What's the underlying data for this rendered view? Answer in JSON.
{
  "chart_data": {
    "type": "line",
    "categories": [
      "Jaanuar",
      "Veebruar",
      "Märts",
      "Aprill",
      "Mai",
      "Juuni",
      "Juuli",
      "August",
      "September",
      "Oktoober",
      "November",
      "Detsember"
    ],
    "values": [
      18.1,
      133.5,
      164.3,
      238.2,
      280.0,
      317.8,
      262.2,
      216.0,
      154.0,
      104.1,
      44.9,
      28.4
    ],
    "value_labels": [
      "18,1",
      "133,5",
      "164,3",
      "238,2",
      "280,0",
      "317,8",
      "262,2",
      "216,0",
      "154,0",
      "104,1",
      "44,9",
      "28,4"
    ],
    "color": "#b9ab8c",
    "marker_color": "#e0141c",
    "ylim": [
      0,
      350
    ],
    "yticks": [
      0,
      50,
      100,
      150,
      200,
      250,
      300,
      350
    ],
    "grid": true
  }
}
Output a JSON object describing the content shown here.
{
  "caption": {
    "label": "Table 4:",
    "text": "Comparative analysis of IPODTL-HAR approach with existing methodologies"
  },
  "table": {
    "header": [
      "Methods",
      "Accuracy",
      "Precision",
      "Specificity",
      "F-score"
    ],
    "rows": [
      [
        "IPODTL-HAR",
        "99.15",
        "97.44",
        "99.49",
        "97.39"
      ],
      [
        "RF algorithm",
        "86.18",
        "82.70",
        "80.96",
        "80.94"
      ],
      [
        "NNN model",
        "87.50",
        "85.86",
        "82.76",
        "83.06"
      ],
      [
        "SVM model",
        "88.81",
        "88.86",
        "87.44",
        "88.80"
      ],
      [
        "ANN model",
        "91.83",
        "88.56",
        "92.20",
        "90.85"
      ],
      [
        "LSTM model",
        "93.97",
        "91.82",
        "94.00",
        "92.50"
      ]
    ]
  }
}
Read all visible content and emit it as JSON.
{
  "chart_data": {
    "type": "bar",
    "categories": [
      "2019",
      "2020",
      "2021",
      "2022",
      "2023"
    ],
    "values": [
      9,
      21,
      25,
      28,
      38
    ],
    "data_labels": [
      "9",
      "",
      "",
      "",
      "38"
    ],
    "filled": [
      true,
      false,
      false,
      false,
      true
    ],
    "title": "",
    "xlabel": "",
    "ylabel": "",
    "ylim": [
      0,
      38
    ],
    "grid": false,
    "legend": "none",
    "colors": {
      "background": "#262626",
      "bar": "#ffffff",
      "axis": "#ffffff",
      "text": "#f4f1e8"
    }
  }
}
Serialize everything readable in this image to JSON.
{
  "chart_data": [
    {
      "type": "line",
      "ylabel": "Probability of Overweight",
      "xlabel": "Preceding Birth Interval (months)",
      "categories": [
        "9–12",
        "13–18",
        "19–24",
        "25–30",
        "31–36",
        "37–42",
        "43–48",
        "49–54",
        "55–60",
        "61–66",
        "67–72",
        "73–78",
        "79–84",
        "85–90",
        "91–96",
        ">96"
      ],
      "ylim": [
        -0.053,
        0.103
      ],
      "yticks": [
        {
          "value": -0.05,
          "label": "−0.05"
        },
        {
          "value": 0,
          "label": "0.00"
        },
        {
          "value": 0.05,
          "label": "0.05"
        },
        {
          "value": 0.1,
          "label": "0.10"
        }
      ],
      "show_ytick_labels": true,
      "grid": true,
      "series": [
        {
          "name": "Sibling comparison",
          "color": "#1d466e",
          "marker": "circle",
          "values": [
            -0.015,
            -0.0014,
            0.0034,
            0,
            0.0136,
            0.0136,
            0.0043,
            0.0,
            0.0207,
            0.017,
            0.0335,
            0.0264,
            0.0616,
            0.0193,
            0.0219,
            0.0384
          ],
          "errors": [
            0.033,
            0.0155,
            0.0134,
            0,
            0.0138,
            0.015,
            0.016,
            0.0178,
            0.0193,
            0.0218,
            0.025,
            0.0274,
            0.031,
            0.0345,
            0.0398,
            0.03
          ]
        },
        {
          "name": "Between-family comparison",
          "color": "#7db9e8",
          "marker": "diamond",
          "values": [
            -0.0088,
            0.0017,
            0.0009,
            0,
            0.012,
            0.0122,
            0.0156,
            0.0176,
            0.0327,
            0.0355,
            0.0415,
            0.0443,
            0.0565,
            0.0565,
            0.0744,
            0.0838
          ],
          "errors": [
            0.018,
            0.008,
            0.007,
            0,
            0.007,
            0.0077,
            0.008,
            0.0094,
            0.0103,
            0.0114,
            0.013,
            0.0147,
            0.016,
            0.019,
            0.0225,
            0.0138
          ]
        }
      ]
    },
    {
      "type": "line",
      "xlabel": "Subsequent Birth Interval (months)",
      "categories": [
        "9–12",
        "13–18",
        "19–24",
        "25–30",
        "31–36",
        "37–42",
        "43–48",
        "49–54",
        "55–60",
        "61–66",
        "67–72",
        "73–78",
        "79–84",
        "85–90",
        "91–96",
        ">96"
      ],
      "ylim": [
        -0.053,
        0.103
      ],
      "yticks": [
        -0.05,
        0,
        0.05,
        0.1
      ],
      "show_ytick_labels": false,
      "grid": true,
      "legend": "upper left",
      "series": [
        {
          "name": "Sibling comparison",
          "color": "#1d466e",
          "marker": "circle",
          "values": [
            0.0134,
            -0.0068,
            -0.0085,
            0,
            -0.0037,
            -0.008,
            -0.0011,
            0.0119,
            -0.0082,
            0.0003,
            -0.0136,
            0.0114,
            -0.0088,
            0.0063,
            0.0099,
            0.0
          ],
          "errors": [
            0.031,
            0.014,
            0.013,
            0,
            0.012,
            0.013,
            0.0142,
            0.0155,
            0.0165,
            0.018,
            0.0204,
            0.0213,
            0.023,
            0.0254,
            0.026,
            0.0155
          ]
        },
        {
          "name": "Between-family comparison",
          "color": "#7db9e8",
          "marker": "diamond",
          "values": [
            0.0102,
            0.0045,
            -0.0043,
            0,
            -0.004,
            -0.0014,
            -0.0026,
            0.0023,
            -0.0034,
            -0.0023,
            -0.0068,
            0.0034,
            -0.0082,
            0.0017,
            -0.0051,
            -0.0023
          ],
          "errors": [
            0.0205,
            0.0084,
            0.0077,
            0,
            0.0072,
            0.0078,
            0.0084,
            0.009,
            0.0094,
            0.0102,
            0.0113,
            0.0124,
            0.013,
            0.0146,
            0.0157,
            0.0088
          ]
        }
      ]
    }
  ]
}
-=-=-
→ Task prompt: In the entries above, find each line with the string "JSON" and copy it.

→ Task output:
What's the underlying data for this rendered view? Answer in JSON.
Output a JSON object describing the content shown here.
Read all visible content and emit it as JSON.
Serialize everything readable in this image to JSON.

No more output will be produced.